WORKING DATA start

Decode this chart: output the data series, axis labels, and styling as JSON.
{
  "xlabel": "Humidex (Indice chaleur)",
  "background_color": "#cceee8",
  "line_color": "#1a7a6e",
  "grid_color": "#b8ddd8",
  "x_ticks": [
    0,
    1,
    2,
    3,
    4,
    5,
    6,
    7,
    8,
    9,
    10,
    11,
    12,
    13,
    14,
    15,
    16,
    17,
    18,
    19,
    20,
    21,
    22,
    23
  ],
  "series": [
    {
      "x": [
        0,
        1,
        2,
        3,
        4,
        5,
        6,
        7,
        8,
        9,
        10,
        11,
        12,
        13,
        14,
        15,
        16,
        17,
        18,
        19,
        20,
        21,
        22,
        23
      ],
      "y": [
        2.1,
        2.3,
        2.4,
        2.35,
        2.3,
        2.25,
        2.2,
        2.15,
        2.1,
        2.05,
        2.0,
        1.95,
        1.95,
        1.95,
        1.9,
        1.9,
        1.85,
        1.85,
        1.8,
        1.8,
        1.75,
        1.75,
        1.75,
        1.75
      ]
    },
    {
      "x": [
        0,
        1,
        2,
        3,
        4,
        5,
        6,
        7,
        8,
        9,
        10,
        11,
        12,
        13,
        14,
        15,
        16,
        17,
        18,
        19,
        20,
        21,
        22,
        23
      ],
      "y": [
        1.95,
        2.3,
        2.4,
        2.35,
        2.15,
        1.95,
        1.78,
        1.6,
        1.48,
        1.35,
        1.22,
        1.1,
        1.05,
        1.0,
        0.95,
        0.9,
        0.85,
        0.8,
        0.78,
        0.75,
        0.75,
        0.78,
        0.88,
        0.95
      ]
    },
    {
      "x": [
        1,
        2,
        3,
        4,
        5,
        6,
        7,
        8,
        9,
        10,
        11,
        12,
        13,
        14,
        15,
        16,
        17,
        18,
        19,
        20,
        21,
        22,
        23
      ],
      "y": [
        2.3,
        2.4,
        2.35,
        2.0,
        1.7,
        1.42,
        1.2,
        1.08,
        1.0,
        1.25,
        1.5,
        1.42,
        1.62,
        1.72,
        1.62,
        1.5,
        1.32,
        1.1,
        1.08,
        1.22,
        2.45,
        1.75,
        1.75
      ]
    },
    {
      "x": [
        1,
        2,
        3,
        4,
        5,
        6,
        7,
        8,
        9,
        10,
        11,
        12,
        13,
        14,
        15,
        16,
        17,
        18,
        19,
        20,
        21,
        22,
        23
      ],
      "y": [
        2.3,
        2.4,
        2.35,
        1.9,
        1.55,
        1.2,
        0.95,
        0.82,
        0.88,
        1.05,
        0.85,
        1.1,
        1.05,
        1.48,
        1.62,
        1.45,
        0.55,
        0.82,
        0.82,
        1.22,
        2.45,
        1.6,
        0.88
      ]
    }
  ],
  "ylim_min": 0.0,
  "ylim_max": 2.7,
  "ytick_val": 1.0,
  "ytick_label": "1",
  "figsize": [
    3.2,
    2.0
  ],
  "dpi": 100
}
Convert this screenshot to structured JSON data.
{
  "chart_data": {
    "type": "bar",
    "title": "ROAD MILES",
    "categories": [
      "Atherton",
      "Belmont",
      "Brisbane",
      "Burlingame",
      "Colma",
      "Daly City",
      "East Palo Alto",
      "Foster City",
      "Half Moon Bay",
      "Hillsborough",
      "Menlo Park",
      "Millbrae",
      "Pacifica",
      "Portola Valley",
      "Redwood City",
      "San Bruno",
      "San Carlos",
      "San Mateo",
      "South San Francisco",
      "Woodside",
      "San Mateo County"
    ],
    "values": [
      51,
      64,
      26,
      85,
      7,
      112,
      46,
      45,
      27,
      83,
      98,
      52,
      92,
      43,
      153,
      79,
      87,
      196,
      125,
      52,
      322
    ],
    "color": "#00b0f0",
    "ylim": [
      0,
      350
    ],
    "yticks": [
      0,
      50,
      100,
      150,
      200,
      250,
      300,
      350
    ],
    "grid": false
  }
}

WORKING DATA end

Show the lines of the material that contain the word "JSON".

Decode this chart: output the data series, axis labels, and styling as JSON.
Convert this screenshot to structured JSON data.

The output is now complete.